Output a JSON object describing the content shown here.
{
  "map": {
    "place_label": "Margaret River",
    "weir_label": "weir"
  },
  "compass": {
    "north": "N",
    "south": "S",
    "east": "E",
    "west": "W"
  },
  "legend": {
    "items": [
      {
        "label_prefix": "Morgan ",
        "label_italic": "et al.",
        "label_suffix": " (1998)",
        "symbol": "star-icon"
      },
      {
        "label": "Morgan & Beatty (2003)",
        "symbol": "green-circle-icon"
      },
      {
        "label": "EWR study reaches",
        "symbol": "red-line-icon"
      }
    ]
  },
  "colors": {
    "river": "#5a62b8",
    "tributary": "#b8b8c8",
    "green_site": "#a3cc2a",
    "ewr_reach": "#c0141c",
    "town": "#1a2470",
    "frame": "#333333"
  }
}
★ ★ ★
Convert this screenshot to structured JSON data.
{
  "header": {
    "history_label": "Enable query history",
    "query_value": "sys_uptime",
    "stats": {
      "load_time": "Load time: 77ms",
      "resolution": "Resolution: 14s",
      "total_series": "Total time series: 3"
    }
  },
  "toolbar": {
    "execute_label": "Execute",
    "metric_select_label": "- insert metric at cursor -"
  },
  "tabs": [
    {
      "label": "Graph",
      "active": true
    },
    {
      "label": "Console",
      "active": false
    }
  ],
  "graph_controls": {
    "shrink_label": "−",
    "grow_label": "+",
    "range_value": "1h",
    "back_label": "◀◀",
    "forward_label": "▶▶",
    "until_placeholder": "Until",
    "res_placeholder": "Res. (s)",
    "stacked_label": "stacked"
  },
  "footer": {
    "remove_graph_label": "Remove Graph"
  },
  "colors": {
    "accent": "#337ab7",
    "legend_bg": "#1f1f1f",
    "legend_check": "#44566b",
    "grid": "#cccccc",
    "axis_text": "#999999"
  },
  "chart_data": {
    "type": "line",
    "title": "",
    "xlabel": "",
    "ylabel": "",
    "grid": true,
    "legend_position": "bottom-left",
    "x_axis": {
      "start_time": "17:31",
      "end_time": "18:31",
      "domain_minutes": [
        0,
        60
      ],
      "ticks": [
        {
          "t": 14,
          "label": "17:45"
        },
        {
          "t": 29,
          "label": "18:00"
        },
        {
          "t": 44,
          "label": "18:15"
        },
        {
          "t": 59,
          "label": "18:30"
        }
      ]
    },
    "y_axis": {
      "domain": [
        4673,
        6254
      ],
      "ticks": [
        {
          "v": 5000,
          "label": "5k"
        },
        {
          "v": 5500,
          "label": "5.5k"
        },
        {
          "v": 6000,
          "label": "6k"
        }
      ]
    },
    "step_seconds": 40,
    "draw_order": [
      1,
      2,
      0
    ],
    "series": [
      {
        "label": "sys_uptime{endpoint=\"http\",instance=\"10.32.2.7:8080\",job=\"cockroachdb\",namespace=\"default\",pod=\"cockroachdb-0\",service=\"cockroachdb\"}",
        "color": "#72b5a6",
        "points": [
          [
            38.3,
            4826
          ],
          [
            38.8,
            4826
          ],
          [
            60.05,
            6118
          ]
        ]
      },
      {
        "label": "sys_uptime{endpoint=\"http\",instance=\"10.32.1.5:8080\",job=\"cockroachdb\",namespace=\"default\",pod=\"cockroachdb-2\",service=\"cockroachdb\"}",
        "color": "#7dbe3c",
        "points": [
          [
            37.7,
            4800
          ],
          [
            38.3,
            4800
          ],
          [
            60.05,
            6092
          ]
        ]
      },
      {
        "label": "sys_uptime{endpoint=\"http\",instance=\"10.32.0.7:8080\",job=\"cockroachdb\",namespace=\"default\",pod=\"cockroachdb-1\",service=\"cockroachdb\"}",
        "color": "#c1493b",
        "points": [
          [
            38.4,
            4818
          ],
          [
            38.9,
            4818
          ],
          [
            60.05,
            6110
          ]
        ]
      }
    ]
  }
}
★ ★ ★
Exercise objective ::
Only lines with "icon" are wanted here; list each of them.

Written solution ::
        "symbol": "star-icon"
        "symbol": "green-circle-icon"
        "symbol": "red-line-icon"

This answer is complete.